-- begin Material provided --
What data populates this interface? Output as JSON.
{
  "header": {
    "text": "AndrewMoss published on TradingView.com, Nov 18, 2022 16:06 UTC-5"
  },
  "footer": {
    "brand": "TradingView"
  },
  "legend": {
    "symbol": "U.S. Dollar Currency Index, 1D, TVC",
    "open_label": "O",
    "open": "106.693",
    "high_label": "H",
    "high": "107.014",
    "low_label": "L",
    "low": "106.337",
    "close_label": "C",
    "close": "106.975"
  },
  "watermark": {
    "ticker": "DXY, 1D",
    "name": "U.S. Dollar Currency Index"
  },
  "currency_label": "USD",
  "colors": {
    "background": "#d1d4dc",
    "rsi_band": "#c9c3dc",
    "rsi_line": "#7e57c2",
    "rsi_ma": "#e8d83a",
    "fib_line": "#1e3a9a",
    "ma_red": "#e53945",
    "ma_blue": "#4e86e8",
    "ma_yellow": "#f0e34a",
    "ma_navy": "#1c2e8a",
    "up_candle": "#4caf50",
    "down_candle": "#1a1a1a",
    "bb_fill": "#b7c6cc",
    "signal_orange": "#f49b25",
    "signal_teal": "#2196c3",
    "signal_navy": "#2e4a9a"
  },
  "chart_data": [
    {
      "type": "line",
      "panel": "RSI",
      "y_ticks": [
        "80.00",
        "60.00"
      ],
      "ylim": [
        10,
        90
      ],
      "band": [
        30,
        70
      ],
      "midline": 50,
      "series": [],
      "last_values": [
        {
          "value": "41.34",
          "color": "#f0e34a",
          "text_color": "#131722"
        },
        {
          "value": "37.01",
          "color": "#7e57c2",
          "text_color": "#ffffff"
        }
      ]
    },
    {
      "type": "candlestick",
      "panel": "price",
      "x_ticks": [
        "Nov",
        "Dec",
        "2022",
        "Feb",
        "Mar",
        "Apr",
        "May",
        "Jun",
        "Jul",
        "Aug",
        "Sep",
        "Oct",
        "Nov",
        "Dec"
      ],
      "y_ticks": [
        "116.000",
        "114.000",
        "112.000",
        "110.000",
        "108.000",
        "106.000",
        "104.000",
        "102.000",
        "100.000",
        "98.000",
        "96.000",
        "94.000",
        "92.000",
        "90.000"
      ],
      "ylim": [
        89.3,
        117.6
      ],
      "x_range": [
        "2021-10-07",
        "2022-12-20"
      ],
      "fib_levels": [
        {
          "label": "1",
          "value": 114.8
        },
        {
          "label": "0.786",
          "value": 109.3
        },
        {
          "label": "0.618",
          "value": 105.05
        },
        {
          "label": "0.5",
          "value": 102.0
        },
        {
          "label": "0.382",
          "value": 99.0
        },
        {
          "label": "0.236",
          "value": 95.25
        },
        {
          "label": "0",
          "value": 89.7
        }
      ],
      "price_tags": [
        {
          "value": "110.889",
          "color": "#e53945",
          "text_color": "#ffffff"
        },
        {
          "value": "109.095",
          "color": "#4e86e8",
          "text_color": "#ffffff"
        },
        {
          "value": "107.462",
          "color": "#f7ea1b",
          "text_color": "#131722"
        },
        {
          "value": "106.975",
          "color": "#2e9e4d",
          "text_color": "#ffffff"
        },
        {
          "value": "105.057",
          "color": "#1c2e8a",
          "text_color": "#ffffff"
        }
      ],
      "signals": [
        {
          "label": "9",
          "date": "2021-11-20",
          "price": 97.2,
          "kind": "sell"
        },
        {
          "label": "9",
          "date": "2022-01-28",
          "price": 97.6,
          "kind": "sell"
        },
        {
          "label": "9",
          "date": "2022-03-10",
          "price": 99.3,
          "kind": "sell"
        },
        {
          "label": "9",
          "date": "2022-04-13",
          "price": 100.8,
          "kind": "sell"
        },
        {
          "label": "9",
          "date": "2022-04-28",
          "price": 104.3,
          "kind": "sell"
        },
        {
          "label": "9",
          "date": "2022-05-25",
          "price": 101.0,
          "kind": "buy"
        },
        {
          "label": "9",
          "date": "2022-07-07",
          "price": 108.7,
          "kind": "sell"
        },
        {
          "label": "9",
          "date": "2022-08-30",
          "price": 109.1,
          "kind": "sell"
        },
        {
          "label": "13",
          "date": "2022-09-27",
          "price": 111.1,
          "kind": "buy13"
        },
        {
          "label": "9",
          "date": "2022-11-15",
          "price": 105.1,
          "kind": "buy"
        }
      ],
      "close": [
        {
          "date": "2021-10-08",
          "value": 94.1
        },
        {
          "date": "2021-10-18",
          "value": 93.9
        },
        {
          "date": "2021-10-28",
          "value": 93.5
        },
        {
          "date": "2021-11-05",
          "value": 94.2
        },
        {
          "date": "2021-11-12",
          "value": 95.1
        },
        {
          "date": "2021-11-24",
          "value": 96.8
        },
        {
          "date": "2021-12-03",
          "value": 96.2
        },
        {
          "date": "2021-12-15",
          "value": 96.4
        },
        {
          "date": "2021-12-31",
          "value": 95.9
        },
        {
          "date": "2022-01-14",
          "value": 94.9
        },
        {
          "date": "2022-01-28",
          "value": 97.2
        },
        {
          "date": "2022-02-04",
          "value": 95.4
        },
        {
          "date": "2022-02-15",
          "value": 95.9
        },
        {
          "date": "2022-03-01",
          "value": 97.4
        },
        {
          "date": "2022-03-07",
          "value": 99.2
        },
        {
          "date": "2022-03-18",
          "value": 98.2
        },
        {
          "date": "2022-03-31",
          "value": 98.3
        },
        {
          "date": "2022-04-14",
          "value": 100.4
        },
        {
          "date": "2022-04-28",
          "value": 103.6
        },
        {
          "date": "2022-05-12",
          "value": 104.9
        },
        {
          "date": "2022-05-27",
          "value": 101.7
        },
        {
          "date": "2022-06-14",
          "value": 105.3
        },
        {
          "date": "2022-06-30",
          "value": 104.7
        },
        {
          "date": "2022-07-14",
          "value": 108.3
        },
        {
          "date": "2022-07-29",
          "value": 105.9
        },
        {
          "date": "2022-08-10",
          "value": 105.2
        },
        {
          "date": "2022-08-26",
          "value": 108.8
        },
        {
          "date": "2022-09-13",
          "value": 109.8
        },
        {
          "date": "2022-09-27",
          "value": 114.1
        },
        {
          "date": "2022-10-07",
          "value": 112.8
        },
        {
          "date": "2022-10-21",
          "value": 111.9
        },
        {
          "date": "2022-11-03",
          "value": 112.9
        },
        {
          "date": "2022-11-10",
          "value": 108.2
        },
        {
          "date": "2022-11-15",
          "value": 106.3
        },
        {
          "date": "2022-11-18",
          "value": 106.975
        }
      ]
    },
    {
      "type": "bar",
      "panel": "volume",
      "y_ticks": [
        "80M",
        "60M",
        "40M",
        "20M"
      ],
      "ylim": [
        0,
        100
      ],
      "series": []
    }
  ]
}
-- end Material provided --
Task instructions
Give all the entries again exactly; leave none out.

Completed task
What data populates this interface? Output as JSON.
{
  "header": {
    "text": "AndrewMoss published on TradingView.com, Nov 18, 2022 16:06 UTC-5"
  },
  "footer": {
    "brand": "TradingView"
  },
  "legend": {
    "symbol": "U.S. Dollar Currency Index, 1D, TVC",
    "open_label": "O",
    "open": "106.693",
    "high_label": "H",
    "high": "107.014",
    "low_label": "L",
    "low": "106.337",
    "close_label": "C",
    "close": "106.975"
  },
  "watermark": {
    "ticker": "DXY, 1D",
    "name": "U.S. Dollar Currency Index"
  },
  "currency_label": "USD",
  "colors": {
    "background": "#d1d4dc",
    "rsi_band": "#c9c3dc",
    "rsi_line": "#7e57c2",
    "rsi_ma": "#e8d83a",
    "fib_line": "#1e3a9a",
    "ma_red": "#e53945",
    "ma_blue": "#4e86e8",
    "ma_yellow": "#f0e34a",
    "ma_navy": "#1c2e8a",
    "up_candle": "#4caf50",
    "down_candle": "#1a1a1a",
    "bb_fill": "#b7c6cc",
    "signal_orange": "#f49b25",
    "signal_teal": "#2196c3",
    "signal_navy": "#2e4a9a"
  },
  "chart_data": [
    {
      "type": "line",
      "panel": "RSI",
      "y_ticks": [
        "80.00",
        "60.00"
      ],
      "ylim": [
        10,
        90
      ],
      "band": [
        30,
        70
      ],
      "midline": 50,
      "series": [],
      "last_values": [
        {
          "value": "41.34",
          "color": "#f0e34a",
          "text_color": "#131722"
        },
        {
          "value": "37.01",
          "color": "#7e57c2",
          "text_color": "#ffffff"
        }
      ]
    },
    {
      "type": "candlestick",
      "panel": "price",
      "x_ticks": [
        "Nov",
        "Dec",
        "2022",
        "Feb",
        "Mar",
        "Apr",
        "May",
        "Jun",
        "Jul",
        "Aug",
        "Sep",
        "Oct",
        "Nov",
        "Dec"
      ],
      "y_ticks": [
        "116.000",
        "114.000",
        "112.000",
        "110.000",
        "108.000",
        "106.000",
        "104.000",
        "102.000",
        "100.000",
        "98.000",
        "96.000",
        "94.000",
        "92.000",
        "90.000"
      ],
      "ylim": [
        89.3,
        117.6
      ],
      "x_range": [
        "2021-10-07",
        "2022-12-20"
      ],
      "fib_levels": [
        {
          "label": "1",
          "value": 114.8
        },
        {
          "label": "0.786",
          "value": 109.3
        },
        {
          "label": "0.618",
          "value": 105.05
        },
        {
          "label": "0.5",
          "value": 102.0
        },
        {
          "label": "0.382",
          "value": 99.0
        },
        {
          "label": "0.236",
          "value": 95.25
        },
        {
          "label": "0",
          "value": 89.7
        }
      ],
      "price_tags": [
        {
          "value": "110.889",
          "color": "#e53945",
          "text_color": "#ffffff"
        },
        {
          "value": "109.095",
          "color": "#4e86e8",
          "text_color": "#ffffff"
        },
        {
          "value": "107.462",
          "color": "#f7ea1b",
          "text_color": "#131722"
        },
        {
          "value": "106.975",
          "color": "#2e9e4d",
          "text_color": "#ffffff"
        },
        {
          "value": "105.057",
          "color": "#1c2e8a",
          "text_color": "#ffffff"
        }
      ],
      "signals": [
        {
          "label": "9",
          "date": "2021-11-20",
          "price": 97.2,
          "kind": "sell"
        },
        {
          "label": "9",
          "date": "2022-01-28",
          "price": 97.6,
          "kind": "sell"
        },
        {
          "label": "9",
          "date": "2022-03-10",
          "price": 99.3,
          "kind": "sell"
        },
        {
          "label": "9",
          "date": "2022-04-13",
          "price": 100.8,
          "kind": "sell"
        },
        {
          "label": "9",
          "date": "2022-04-28",
          "price": 104.3,
          "kind": "sell"
        },
        {
          "label": "9",
          "date": "2022-05-25",
          "price": 101.0,
          "kind": "buy"
        },
        {
          "label": "9",
          "date": "2022-07-07",
          "price": 108.7,
          "kind": "sell"
        },
        {
          "label": "9",
          "date": "2022-08-30",
          "price": 109.1,
          "kind": "sell"
        },
        {
          "label": "13",
          "date": "2022-09-27",
          "price": 111.1,
          "kind": "buy13"
        },
        {
          "label": "9",
          "date": "2022-11-15",
          "price": 105.1,
          "kind": "buy"
        }
      ],
      "close": [
        {
          "date": "2021-10-08",
          "value": 94.1
        },
        {
          "date": "2021-10-18",
          "value": 93.9
        },
        {
          "date": "2021-10-28",
          "value": 93.5
        },
        {
          "date": "2021-11-05",
          "value": 94.2
        },
        {
          "date": "2021-11-12",
          "value": 95.1
        },
        {
          "date": "2021-11-24",
          "value": 96.8
        },
        {
          "date": "2021-12-03",
          "value": 96.2
        },
        {
          "date": "2021-12-15",
          "value": 96.4
        },
        {
          "date": "2021-12-31",
          "value": 95.9
        },
        {
          "date": "2022-01-14",
          "value": 94.9
        },
        {
          "date": "2022-01-28",
          "value": 97.2
        },
        {
          "date": "2022-02-04",
          "value": 95.4
        },
        {
          "date": "2022-02-15",
          "value": 95.9
        },
        {
          "date": "2022-03-01",
          "value": 97.4
        },
        {
          "date": "2022-03-07",
          "value": 99.2
        },
        {
          "date": "2022-03-18",
          "value": 98.2
        },
        {
          "date": "2022-03-31",
          "value": 98.3
        },
        {
          "date": "2022-04-14",
          "value": 100.4
        },
        {
          "date": "2022-04-28",
          "value": 103.6
        },
        {
          "date": "2022-05-12",
          "value": 104.9
        },
        {
          "date": "2022-05-27",
          "value": 101.7
        },
        {
          "date": "2022-06-14",
          "value": 105.3
        },
        {
          "date": "2022-06-30",
          "value": 104.7
        },
        {
          "date": "2022-07-14",
          "value": 108.3
        },
        {
          "date": "2022-07-29",
          "value": 105.9
        },
        {
          "date": "2022-08-10",
          "value": 105.2
        },
        {
          "date": "2022-08-26",
          "value": 108.8
        },
        {
          "date": "2022-09-13",
          "value": 109.8
        },
        {
          "date": "2022-09-27",
          "value": 114.1
        },
        {
          "date": "2022-10-07",
          "value": 112.8
        },
        {
          "date": "2022-10-21",
          "value": 111.9
        },
        {
          "date": "2022-11-03",
          "value": 112.9
        },
        {
          "date": "2022-11-10",
          "value": 108.2
        },
        {
          "date": "2022-11-15",
          "value": 106.3
        },
        {
          "date": "2022-11-18",
          "value": 106.975
        }
      ]
    },
    {
      "type": "bar",
      "panel": "volume",
      "y_ticks": [
        "80M",
        "60M",
        "40M",
        "20M"
      ],
      "ylim": [
        0,
        100
      ],
      "series": []
    }
  ]
}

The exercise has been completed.